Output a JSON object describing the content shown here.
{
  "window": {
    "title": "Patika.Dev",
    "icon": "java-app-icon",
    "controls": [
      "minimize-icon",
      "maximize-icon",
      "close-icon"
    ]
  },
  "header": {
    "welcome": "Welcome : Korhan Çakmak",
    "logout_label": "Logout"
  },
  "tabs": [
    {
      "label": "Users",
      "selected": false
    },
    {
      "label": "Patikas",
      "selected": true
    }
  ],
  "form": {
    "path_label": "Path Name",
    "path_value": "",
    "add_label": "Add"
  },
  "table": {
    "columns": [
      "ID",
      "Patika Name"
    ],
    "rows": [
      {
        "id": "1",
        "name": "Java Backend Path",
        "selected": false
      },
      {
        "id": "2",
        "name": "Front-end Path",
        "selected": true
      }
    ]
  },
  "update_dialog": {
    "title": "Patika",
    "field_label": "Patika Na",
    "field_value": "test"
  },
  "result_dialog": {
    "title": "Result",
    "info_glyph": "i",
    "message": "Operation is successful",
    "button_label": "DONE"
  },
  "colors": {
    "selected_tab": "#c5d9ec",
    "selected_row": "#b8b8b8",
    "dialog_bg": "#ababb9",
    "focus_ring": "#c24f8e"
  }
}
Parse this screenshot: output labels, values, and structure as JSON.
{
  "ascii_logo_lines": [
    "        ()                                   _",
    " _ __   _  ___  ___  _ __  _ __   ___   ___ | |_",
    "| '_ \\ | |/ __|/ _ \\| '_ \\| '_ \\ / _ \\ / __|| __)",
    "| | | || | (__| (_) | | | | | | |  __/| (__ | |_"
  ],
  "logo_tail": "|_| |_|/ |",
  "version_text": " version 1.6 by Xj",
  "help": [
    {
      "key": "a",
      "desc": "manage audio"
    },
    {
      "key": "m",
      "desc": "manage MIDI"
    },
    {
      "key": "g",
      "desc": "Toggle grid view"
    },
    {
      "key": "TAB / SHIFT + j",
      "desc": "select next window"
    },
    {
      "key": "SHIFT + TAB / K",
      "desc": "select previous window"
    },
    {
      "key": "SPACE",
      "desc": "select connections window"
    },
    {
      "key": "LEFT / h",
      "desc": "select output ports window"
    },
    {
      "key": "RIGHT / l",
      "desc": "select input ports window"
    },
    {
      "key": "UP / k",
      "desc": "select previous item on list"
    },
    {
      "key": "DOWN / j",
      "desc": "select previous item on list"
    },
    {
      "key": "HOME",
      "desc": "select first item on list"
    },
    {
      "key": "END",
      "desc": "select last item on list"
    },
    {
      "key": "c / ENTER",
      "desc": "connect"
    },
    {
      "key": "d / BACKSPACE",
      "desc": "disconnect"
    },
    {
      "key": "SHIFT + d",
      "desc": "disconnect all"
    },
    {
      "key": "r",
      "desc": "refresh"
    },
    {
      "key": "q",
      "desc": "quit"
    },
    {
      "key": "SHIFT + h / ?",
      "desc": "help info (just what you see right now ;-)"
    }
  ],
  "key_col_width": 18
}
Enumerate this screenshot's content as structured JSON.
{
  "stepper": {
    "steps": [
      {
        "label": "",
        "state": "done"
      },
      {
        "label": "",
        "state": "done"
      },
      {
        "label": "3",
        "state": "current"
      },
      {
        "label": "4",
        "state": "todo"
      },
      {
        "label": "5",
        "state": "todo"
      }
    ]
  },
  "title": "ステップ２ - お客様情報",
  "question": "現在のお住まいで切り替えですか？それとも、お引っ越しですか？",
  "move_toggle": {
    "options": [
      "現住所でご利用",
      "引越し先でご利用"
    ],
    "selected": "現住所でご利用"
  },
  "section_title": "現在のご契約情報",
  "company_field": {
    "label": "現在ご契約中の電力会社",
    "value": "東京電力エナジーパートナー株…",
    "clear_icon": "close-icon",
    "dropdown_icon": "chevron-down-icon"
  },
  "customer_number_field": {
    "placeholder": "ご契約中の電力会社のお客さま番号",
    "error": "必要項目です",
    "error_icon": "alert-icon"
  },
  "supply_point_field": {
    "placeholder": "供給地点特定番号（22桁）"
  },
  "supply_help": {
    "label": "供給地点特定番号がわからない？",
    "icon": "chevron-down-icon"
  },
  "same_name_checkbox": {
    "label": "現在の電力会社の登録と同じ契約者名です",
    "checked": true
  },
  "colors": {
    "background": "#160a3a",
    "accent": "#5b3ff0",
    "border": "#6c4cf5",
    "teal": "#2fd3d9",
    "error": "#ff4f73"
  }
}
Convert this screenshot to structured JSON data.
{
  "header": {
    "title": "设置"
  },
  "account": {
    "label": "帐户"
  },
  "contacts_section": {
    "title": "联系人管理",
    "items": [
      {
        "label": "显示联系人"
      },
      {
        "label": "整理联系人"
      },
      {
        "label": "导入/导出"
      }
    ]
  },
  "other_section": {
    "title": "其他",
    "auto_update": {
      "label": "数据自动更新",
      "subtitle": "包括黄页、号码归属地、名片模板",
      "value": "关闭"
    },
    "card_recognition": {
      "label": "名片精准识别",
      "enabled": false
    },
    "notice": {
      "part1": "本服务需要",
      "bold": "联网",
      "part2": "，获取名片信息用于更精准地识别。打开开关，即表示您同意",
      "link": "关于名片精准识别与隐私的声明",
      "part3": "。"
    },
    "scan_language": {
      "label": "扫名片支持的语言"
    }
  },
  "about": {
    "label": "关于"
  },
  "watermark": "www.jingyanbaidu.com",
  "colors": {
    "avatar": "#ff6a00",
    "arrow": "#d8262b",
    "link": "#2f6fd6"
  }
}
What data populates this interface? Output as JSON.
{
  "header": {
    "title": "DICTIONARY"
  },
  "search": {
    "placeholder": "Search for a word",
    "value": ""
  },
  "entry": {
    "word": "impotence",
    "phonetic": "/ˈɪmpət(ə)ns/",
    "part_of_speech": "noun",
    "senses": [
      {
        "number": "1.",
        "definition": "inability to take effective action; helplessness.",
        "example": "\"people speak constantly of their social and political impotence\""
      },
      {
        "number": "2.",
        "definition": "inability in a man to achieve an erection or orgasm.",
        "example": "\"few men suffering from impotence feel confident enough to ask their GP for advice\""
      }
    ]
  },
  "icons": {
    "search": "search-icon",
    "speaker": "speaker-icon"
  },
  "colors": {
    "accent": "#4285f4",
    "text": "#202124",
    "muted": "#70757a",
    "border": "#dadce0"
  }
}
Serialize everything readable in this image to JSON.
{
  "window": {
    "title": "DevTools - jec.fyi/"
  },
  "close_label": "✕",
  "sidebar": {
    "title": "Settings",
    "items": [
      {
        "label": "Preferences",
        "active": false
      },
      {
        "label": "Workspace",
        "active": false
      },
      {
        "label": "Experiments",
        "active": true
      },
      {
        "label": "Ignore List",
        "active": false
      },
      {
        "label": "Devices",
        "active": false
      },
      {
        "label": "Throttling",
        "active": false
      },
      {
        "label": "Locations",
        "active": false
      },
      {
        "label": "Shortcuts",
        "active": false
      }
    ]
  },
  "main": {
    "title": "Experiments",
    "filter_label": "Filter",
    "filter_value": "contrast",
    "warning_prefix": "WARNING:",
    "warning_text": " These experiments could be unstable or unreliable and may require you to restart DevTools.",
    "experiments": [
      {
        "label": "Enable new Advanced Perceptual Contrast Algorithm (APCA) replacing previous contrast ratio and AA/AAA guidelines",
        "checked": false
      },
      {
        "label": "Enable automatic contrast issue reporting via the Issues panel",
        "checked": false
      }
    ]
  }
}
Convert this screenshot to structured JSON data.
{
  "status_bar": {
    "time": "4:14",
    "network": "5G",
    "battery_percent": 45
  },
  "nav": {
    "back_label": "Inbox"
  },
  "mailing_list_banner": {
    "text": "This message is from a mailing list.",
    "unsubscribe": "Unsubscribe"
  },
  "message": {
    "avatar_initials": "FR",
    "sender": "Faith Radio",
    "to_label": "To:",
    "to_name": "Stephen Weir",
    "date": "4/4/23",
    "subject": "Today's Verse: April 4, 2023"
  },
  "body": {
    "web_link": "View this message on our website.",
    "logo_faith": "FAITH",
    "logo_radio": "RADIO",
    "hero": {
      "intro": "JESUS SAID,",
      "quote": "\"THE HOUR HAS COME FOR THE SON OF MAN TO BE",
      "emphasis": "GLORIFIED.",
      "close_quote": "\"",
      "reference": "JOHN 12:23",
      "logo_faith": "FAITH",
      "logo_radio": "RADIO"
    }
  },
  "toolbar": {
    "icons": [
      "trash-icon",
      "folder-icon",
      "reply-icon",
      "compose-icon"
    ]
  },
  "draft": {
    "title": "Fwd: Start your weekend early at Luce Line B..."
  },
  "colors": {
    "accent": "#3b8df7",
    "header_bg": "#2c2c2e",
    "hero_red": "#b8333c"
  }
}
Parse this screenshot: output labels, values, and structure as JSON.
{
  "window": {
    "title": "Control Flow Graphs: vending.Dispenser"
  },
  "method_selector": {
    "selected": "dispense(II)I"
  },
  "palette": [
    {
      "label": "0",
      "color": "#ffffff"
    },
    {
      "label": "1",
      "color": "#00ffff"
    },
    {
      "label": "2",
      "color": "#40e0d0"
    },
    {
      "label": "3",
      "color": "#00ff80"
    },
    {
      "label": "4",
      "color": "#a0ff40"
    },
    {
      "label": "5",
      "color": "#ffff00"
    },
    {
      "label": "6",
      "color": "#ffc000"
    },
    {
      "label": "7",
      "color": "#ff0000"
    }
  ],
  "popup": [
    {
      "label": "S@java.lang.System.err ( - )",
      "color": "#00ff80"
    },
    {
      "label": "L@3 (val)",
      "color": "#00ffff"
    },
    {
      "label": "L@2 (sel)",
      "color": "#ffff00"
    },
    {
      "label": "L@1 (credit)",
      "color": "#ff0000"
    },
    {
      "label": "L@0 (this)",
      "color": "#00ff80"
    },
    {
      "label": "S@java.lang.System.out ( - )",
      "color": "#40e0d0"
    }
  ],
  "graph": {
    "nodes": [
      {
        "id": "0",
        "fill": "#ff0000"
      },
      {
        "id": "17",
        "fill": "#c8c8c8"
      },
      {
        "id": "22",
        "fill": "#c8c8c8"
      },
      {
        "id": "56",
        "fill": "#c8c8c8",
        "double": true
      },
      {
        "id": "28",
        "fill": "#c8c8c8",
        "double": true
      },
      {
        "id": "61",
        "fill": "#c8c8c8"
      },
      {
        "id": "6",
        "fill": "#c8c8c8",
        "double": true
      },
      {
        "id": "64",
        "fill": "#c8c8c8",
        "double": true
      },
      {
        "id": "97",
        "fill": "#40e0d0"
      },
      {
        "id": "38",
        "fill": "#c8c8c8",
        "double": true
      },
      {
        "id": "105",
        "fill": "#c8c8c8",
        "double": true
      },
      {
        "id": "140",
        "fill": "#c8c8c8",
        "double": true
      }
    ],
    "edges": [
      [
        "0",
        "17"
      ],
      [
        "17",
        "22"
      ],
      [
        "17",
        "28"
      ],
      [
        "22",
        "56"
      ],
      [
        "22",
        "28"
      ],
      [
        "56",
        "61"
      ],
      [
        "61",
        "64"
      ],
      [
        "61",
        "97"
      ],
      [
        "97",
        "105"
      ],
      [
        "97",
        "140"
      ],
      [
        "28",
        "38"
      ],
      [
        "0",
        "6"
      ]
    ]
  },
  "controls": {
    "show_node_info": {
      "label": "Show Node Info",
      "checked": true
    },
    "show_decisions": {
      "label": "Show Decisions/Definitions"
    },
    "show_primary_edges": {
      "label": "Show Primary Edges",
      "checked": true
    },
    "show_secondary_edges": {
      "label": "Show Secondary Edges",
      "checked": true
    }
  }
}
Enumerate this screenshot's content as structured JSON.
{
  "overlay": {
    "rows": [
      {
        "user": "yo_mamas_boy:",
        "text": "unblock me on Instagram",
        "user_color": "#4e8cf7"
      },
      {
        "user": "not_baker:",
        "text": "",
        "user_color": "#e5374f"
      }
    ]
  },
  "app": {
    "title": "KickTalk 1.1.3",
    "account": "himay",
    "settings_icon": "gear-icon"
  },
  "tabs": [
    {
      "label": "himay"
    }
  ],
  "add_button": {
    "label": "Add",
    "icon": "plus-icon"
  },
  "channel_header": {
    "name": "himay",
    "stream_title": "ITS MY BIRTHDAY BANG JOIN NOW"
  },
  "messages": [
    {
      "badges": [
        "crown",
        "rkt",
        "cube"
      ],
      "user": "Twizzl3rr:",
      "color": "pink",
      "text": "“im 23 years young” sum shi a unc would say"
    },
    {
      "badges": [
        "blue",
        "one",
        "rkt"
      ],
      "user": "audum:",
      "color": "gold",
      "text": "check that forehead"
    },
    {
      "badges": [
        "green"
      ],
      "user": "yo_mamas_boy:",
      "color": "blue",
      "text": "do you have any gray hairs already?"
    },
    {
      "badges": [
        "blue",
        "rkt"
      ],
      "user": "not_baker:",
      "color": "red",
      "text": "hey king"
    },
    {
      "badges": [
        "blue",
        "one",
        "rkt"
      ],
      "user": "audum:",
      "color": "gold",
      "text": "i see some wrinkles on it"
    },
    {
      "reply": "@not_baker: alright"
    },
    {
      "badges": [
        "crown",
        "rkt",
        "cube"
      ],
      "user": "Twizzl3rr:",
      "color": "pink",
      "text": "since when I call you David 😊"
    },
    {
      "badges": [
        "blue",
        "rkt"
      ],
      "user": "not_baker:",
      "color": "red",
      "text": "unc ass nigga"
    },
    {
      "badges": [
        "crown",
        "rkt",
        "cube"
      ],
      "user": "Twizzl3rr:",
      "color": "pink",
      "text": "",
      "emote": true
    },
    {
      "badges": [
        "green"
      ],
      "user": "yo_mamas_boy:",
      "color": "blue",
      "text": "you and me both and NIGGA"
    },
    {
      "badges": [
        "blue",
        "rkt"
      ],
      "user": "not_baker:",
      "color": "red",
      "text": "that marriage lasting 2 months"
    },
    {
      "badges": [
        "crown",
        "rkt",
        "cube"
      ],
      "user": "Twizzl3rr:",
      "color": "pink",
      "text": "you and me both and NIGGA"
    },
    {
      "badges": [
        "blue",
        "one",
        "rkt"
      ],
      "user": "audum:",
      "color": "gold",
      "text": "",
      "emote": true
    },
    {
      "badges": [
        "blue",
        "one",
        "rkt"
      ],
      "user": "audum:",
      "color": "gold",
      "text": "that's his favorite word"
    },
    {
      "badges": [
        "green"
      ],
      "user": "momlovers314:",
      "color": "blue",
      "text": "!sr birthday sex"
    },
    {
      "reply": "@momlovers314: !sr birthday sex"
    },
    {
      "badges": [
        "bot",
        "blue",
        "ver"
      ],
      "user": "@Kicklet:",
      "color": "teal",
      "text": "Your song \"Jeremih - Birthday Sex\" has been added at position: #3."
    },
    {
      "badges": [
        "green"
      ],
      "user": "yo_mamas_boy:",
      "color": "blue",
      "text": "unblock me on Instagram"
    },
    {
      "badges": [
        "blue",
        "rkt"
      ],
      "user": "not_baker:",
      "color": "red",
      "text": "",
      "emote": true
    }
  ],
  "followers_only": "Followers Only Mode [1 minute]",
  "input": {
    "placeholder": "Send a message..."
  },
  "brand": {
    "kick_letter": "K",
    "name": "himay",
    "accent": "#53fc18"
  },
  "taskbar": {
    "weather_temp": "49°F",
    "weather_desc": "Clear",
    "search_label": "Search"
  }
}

DIRECTIONS
Gather from the records above every line containing the string "previous".

WORKED ANSWER
      "desc": "select previous window"
      "desc": "select previous item on list"
      "desc": "select previous item on list"
        "label": "Enable new Advanced Perceptual Contrast Algorithm (APCA) replacing previous contrast ratio and AA/AAA guidelines",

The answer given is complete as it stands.